— EXERCISE —
Return each record exactly as it appears, so that nothing is dropped or altered.

Dataset entries:
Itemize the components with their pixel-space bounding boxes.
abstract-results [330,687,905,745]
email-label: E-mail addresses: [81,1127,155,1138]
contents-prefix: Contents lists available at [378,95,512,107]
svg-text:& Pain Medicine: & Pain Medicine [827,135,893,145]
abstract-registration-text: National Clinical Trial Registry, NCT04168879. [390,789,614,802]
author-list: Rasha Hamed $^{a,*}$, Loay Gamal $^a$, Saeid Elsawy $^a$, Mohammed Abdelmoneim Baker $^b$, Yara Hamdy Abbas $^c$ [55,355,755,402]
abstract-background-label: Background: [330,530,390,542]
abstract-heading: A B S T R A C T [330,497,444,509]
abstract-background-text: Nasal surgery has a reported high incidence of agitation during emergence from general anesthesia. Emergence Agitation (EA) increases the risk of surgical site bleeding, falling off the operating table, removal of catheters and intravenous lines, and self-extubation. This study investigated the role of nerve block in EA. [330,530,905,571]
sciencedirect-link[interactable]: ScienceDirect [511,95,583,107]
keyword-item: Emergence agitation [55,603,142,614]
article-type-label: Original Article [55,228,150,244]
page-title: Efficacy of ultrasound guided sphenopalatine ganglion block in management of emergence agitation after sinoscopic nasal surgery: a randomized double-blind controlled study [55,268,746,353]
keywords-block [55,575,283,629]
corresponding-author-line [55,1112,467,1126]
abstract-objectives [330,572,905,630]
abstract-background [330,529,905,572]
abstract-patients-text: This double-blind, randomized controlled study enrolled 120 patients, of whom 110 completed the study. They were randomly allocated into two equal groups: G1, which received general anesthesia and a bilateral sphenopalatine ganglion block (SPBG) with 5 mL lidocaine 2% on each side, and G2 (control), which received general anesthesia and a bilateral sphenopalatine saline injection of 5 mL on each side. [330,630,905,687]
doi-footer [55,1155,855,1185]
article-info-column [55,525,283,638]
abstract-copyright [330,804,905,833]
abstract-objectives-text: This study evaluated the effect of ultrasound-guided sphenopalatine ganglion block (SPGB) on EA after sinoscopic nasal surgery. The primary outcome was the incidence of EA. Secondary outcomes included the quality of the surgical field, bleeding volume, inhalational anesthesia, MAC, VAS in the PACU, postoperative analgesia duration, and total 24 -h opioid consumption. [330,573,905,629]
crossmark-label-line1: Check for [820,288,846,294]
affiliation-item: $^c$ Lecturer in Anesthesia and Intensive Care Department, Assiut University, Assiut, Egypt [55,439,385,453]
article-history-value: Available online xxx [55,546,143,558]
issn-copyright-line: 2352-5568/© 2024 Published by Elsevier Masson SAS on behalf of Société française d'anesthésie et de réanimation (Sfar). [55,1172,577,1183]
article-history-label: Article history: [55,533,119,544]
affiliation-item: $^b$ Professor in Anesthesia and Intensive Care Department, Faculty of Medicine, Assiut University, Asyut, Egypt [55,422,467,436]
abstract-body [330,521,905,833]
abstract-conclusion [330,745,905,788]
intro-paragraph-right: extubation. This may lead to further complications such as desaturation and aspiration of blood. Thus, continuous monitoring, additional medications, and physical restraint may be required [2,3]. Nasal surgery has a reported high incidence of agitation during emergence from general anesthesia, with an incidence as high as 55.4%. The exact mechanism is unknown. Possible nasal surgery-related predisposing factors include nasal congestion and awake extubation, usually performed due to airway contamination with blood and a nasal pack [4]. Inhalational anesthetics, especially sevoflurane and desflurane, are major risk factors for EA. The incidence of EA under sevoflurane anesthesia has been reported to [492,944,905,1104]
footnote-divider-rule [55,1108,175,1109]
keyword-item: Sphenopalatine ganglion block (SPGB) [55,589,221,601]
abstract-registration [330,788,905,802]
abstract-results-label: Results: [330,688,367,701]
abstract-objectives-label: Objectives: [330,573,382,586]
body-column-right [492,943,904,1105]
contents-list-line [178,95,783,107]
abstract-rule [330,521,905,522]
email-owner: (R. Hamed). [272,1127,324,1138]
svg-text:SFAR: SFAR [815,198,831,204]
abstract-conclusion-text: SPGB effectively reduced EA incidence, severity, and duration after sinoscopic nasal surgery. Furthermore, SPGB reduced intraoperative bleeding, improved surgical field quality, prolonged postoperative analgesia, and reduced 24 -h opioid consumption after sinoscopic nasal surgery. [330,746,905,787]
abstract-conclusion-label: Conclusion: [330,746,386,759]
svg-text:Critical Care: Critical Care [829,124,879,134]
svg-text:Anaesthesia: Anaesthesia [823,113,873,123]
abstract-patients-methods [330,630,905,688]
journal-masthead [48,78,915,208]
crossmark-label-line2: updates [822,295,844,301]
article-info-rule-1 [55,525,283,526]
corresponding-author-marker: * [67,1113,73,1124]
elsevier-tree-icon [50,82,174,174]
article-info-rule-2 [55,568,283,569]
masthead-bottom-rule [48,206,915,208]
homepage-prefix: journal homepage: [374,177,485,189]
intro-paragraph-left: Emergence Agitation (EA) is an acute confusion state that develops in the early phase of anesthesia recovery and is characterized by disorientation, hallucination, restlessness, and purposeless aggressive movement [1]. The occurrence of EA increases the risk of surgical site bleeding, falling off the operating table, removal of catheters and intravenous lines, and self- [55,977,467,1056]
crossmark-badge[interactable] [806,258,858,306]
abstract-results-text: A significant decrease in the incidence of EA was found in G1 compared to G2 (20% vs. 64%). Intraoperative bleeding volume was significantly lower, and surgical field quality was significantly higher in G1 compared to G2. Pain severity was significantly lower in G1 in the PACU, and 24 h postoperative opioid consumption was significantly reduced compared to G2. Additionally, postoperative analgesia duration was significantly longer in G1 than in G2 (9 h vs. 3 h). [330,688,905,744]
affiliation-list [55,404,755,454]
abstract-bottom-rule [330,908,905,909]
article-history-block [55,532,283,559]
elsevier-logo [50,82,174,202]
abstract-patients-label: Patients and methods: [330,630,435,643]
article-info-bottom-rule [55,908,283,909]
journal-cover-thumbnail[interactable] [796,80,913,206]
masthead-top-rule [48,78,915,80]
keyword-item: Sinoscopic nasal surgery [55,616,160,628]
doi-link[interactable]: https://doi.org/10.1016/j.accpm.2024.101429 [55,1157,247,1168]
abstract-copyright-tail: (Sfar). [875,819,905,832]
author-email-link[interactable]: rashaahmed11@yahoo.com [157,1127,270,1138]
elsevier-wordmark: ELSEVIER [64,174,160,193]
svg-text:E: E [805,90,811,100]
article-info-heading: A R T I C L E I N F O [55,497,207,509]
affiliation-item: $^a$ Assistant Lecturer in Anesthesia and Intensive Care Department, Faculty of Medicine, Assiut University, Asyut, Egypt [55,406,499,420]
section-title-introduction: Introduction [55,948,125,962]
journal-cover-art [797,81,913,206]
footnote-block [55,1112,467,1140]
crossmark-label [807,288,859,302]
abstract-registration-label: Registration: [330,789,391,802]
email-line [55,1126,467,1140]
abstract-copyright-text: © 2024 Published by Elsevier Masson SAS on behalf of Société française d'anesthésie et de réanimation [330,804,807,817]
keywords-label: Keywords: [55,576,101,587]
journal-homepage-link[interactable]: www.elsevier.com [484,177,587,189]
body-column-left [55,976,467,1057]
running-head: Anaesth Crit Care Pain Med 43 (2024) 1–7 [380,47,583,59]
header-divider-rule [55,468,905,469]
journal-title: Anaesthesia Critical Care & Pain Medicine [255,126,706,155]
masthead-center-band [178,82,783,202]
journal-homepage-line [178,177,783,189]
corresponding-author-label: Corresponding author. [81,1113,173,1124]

— WRITTEN SOLUTION —
Itemize the components with their pixel-space bounding boxes.
abstract-results [330,687,905,745]
email-label: E-mail addresses: [81,1127,155,1138]
contents-prefix: Contents lists available at [378,95,512,107]
svg-text:& Pain Medicine: & Pain Medicine [827,135,893,145]
abstract-registration-text: National Clinical Trial Registry, NCT04168879. [390,789,614,802]
author-list: Rasha Hamed $^{a,*}$, Loay Gamal $^a$, Saeid Elsawy $^a$, Mohammed Abdelmoneim Baker $^b$, Yara Hamdy Abbas $^c$ [55,355,755,402]
abstract-background-label: Background: [330,530,390,542]
abstract-heading: A B S T R A C T [330,497,444,509]
abstract-background-text: Nasal surgery has a reported high incidence of agitation during emergence from general anesthesia. Emergence Agitation (EA) increases the risk of surgical site bleeding, falling off the operating table, removal of catheters and intravenous lines, and self-extubation. This study investigated the role of nerve block in EA. [330,530,905,571]
sciencedirect-link[interactable]: ScienceDirect [511,95,583,107]
keyword-item: Emergence agitation [55,603,142,614]
article-type-label: Original Article [55,228,150,244]
page-title: Efficacy of ultrasound guided sphenopalatine ganglion block in management of emergence agitation after sinoscopic nasal surgery: a randomized double-blind controlled study [55,268,746,353]
keywords-block [55,575,283,629]
corresponding-author-line [55,1112,467,1126]
abstract-objectives [330,572,905,630]
abstract-background [330,529,905,572]
abstract-patients-text: This double-blind, randomized controlled study enrolled 120 patients, of whom 110 completed the study. They were randomly allocated into two equal groups: G1, which received general anesthesia and a bilateral sphenopalatine ganglion block (SPBG) with 5 mL lidocaine 2% on each side, and G2 (control), which received general anesthesia and a bilateral sphenopalatine saline injection of 5 mL on each side. [330,630,905,687]
doi-footer [55,1155,855,1185]
article-info-column [55,525,283,638]
abstract-copyright [330,804,905,833]
abstract-objectives-text: This study evaluated the effect of ultrasound-guided sphenopalatine ganglion block (SPGB) on EA after sinoscopic nasal surgery. The primary outcome was the incidence of EA. Secondary outcomes included the quality of the surgical field, bleeding volume, inhalational anesthesia, MAC, VAS in the PACU, postoperative analgesia duration, and total 24 -h opioid consumption. [330,573,905,629]
crossmark-label-line1: Check for [820,288,846,294]
affiliation-item: $^c$ Lecturer in Anesthesia and Intensive Care Department, Assiut University, Assiut, Egypt [55,439,385,453]
article-history-value: Available online xxx [55,546,143,558]
issn-copyright-line: 2352-5568/© 2024 Published by Elsevier Masson SAS on behalf of Société française d'anesthésie et de réanimation (Sfar). [55,1172,577,1183]
article-history-label: Article history: [55,533,119,544]
affiliation-item: $^b$ Professor in Anesthesia and Intensive Care Department, Faculty of Medicine, Assiut University, Asyut, Egypt [55,422,467,436]
abstract-body [330,521,905,833]
abstract-conclusion [330,745,905,788]
intro-paragraph-right: extubation. This may lead to further complications such as desaturation and aspiration of blood. Thus, continuous monitoring, additional medications, and physical restraint may be required [2,3]. Nasal surgery has a reported high incidence of agitation during emergence from general anesthesia, with an incidence as high as 55.4%. The exact mechanism is unknown. Possible nasal surgery-related predisposing factors include nasal congestion and awake extubation, usually performed due to airway contamination with blood and a nasal pack [4]. Inhalational anesthetics, especially sevoflurane and desflurane, are major risk factors for EA. The incidence of EA under sevoflurane anesthesia has been reported to [492,944,905,1104]
footnote-divider-rule [55,1108,175,1109]
keyword-item: Sphenopalatine ganglion block (SPGB) [55,589,221,601]
abstract-registration [330,788,905,802]
abstract-results-label: Results: [330,688,367,701]
abstract-objectives-label: Objectives: [330,573,382,586]
body-column-right [492,943,904,1105]
contents-list-line [178,95,783,107]
abstract-rule [330,521,905,522]
email-owner: (R. Hamed). [272,1127,324,1138]
svg-text:SFAR: SFAR [815,198,831,204]
abstract-conclusion-text: SPGB effectively reduced EA incidence, severity, and duration after sinoscopic nasal surgery. Furthermore, SPGB reduced intraoperative bleeding, improved surgical field quality, prolonged postoperative analgesia, and reduced 24 -h opioid consumption after sinoscopic nasal surgery. [330,746,905,787]
abstract-conclusion-label: Conclusion: [330,746,386,759]
svg-text:Critical Care: Critical Care [829,124,879,134]
svg-text:Anaesthesia: Anaesthesia [823,113,873,123]
abstract-patients-methods [330,630,905,688]
journal-masthead [48,78,915,208]
crossmark-label-line2: updates [822,295,844,301]
article-info-rule-1 [55,525,283,526]
corresponding-author-marker: * [67,1113,73,1124]
elsevier-tree-icon [50,82,174,174]
article-info-rule-2 [55,568,283,569]
masthead-bottom-rule [48,206,915,208]
homepage-prefix: journal homepage: [374,177,485,189]
intro-paragraph-left: Emergence Agitation (EA) is an acute confusion state that develops in the early phase of anesthesia recovery and is characterized by disorientation, hallucination, restlessness, and purposeless aggressive movement [1]. The occurrence of EA increases the risk of surgical site bleeding, falling off the operating table, removal of catheters and intravenous lines, and self- [55,977,467,1056]
crossmark-badge[interactable] [806,258,858,306]
abstract-results-text: A significant decrease in the incidence of EA was found in G1 compared to G2 (20% vs. 64%). Intraoperative bleeding volume was significantly lower, and surgical field quality was significantly higher in G1 compared to G2. Pain severity was significantly lower in G1 in the PACU, and 24 h postoperative opioid consumption was significantly reduced compared to G2. Additionally, postoperative analgesia duration was significantly longer in G1 than in G2 (9 h vs. 3 h). [330,688,905,744]
affiliation-list [55,404,755,454]
abstract-bottom-rule [330,908,905,909]
article-history-block [55,532,283,559]
elsevier-logo [50,82,174,202]
abstract-patients-label: Patients and methods: [330,630,435,643]
article-info-bottom-rule [55,908,283,909]
journal-cover-thumbnail[interactable] [796,80,913,206]
masthead-top-rule [48,78,915,80]
keyword-item: Sinoscopic nasal surgery [55,616,160,628]
doi-link[interactable]: https://doi.org/10.1016/j.accpm.2024.101429 [55,1157,247,1168]
abstract-copyright-tail: (Sfar). [875,819,905,832]
author-email-link[interactable]: rashaahmed11@yahoo.com [157,1127,270,1138]
elsevier-wordmark: ELSEVIER [64,174,160,193]
svg-text:E: E [805,90,811,100]
article-info-heading: A R T I C L E I N F O [55,497,207,509]
affiliation-item: $^a$ Assistant Lecturer in Anesthesia and Intensive Care Department, Faculty of Medicine, Assiut University, Asyut, Egypt [55,406,499,420]
section-title-introduction: Introduction [55,948,125,962]
journal-cover-art [797,81,913,206]
footnote-block [55,1112,467,1140]
crossmark-label [807,288,859,302]
abstract-registration-label: Registration: [330,789,391,802]
email-line [55,1126,467,1140]
abstract-copyright-text: © 2024 Published by Elsevier Masson SAS on behalf of Société française d'anesthésie et de réanimation [330,804,807,817]
keywords-label: Keywords: [55,576,101,587]
journal-homepage-link[interactable]: www.elsevier.com [484,177,587,189]
body-column-left [55,976,467,1057]
running-head: Anaesth Crit Care Pain Med 43 (2024) 1–7 [380,47,583,59]
header-divider-rule [55,468,905,469]
journal-title: Anaesthesia Critical Care & Pain Medicine [255,126,706,155]
masthead-center-band [178,82,783,202]
journal-homepage-line [178,177,783,189]
corresponding-author-label: Corresponding author. [81,1113,173,1124]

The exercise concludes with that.